Recorded data:

▬▬▬▬▬▬▬▬▬▬

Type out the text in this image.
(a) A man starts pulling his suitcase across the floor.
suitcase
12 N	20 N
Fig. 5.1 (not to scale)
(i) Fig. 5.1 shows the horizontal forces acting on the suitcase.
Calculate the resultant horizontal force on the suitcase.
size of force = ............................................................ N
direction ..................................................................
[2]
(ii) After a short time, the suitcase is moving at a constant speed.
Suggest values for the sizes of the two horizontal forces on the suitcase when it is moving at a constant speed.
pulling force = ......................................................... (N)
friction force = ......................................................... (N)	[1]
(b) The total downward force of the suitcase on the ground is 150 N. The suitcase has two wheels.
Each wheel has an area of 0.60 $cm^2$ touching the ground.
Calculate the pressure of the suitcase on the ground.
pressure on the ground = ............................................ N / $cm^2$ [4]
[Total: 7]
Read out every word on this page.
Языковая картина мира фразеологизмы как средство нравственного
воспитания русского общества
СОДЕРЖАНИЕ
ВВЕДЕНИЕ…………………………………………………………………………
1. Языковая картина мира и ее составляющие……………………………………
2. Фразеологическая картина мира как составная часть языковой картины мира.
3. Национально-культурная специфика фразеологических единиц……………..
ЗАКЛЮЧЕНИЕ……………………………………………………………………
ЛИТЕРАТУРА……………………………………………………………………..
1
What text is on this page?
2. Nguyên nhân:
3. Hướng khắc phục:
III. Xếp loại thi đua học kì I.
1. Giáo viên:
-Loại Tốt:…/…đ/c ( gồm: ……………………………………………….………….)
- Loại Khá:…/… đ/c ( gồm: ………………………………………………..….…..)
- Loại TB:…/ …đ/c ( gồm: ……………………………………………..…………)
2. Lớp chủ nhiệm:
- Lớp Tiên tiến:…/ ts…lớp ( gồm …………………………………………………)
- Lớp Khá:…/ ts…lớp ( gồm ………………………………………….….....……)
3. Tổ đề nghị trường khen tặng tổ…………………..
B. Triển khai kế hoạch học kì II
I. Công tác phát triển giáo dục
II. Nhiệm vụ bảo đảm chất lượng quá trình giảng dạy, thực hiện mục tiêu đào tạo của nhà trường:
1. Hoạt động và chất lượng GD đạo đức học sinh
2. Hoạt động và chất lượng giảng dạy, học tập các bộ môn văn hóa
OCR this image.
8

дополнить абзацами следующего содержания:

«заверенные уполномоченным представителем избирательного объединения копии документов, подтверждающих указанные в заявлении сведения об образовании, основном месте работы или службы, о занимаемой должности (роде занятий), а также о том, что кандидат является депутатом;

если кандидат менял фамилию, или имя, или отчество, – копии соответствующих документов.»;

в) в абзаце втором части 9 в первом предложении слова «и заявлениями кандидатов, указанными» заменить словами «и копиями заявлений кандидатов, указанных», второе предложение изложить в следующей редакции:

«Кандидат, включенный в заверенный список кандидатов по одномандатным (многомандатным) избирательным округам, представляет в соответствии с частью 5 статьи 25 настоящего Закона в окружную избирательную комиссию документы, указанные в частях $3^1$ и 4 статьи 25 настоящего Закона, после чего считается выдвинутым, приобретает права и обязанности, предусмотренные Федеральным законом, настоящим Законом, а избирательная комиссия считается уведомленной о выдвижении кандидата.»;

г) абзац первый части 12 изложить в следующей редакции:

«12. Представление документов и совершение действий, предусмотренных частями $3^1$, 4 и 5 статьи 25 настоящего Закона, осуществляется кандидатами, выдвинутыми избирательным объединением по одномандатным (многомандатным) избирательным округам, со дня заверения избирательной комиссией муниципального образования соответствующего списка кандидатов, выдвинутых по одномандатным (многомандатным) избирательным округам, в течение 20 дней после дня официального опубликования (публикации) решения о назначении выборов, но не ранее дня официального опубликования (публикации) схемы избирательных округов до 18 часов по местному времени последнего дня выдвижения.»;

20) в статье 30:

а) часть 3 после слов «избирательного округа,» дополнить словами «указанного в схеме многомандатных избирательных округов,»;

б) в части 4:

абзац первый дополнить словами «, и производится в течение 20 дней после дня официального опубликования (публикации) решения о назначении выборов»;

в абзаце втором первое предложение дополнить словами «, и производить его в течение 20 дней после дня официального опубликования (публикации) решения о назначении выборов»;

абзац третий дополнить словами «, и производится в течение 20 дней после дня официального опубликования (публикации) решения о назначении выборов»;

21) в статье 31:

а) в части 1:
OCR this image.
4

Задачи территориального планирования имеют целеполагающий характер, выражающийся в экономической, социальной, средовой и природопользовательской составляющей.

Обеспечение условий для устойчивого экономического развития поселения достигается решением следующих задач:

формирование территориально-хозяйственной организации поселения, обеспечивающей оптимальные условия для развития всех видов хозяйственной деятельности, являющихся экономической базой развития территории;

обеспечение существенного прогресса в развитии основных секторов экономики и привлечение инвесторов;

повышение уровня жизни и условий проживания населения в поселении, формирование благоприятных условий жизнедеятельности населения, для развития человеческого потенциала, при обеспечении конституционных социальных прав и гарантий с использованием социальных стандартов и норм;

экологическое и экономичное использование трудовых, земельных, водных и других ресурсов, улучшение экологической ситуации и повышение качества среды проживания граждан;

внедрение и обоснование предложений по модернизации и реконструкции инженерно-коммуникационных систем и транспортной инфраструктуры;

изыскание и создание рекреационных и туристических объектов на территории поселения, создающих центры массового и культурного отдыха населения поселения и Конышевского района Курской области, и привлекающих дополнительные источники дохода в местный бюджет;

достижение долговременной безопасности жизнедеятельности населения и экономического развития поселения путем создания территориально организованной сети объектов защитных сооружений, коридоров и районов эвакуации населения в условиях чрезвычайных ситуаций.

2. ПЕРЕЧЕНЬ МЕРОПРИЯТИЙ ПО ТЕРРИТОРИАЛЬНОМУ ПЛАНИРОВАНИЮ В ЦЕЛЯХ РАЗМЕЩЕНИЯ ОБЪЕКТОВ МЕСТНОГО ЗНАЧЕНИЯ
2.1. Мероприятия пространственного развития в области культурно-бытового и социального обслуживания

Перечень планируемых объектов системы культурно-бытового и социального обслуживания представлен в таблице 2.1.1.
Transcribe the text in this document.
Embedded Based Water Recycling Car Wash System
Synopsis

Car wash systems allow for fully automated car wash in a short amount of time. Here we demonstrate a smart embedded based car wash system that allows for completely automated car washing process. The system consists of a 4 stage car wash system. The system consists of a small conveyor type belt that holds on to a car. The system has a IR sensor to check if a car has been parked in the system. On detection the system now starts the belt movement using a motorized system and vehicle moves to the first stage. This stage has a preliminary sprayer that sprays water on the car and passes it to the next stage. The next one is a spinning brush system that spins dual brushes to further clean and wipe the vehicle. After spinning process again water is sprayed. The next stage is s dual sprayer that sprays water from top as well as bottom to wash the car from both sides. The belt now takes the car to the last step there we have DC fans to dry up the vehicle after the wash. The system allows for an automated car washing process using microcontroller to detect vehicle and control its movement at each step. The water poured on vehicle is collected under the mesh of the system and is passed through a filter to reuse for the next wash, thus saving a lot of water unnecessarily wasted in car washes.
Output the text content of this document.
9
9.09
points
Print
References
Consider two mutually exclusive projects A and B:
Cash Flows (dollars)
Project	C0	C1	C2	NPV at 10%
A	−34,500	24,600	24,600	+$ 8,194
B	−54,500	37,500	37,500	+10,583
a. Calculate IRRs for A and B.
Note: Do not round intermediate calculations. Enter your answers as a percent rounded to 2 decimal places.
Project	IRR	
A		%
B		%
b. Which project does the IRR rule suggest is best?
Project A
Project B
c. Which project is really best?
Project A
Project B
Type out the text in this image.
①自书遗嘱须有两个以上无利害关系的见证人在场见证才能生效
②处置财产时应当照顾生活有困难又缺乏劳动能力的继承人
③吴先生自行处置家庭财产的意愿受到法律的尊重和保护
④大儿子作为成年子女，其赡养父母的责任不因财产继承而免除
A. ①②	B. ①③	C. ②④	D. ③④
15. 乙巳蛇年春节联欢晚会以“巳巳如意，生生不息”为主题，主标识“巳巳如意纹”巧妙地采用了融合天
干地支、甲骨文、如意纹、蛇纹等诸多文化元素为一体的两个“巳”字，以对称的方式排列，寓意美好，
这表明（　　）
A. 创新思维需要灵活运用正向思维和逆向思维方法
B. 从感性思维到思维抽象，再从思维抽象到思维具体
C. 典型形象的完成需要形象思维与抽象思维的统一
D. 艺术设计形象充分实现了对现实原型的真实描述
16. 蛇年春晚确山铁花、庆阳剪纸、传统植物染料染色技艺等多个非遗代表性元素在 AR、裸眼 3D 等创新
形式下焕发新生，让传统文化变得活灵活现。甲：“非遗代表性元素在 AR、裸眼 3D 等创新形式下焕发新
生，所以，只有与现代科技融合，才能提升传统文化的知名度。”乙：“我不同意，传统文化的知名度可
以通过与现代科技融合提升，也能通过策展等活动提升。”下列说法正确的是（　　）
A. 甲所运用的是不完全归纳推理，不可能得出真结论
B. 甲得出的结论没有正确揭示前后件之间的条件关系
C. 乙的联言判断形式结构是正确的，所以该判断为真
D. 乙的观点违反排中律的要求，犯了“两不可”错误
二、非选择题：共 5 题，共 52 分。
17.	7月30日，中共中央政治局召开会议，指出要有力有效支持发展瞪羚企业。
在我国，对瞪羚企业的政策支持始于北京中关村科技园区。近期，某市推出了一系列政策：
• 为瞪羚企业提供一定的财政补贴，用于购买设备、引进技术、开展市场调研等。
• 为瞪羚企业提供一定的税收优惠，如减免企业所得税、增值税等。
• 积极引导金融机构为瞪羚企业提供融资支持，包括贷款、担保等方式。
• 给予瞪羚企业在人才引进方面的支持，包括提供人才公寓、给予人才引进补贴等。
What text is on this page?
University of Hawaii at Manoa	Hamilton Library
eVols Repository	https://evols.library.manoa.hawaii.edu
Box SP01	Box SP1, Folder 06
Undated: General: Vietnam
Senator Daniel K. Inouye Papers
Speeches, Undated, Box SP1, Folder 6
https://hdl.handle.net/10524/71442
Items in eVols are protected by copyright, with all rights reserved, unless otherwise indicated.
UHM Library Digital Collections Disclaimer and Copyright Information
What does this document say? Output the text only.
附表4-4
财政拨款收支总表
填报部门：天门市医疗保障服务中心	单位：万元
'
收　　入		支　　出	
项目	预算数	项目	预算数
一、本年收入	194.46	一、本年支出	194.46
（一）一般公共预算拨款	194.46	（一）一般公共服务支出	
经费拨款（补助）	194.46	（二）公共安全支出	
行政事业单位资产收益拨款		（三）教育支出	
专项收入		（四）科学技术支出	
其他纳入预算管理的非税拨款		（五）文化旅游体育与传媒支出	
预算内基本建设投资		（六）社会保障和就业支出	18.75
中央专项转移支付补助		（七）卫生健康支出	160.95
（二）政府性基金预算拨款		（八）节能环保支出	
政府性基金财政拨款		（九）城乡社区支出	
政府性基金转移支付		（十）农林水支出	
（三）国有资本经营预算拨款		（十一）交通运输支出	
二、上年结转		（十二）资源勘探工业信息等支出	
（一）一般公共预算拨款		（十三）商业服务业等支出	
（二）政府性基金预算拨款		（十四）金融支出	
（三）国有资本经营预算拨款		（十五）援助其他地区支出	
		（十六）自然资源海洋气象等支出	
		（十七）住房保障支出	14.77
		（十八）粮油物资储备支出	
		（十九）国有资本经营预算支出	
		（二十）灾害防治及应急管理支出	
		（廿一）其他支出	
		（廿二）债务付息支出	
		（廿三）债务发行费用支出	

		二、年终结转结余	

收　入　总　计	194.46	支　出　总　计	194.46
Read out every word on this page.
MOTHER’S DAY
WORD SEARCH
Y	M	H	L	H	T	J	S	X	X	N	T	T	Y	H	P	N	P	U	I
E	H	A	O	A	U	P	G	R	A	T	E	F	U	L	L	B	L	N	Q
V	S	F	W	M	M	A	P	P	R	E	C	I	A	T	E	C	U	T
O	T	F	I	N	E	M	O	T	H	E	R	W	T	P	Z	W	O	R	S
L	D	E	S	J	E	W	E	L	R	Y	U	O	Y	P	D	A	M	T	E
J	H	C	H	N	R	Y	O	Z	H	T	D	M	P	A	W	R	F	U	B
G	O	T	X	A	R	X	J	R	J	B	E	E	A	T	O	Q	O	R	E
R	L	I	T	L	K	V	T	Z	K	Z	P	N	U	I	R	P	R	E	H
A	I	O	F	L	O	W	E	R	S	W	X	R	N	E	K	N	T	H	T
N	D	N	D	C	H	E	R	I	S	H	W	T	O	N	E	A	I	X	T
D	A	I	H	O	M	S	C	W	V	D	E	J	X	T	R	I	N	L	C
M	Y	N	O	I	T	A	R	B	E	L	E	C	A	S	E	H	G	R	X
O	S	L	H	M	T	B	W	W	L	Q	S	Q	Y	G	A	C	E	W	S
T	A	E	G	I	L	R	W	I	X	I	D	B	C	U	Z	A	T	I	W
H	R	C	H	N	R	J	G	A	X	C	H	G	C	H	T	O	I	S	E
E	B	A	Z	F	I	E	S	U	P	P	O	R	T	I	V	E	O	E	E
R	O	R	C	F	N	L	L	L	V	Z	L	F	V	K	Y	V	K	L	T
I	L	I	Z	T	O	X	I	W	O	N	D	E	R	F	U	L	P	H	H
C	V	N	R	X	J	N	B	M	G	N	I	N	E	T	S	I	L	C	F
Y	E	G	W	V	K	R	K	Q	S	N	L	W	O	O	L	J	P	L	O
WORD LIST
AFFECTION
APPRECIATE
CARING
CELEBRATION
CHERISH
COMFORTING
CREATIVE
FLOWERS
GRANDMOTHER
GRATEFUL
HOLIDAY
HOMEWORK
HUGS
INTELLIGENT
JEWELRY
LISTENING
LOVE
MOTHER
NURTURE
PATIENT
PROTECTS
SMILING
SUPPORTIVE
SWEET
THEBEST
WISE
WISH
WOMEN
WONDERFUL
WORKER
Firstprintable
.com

▬▬▬▬▬▬▬▬▬▬

Check each line of the records for "обслуживания" and copy the ones that contain it.

* Exercise solution *
2.1. Мероприятия пространственного развития в области культурно-бытового и социального обслуживания
Перечень планируемых объектов системы культурно-бытового и социального обслуживания представлен в таблице 2.1.1.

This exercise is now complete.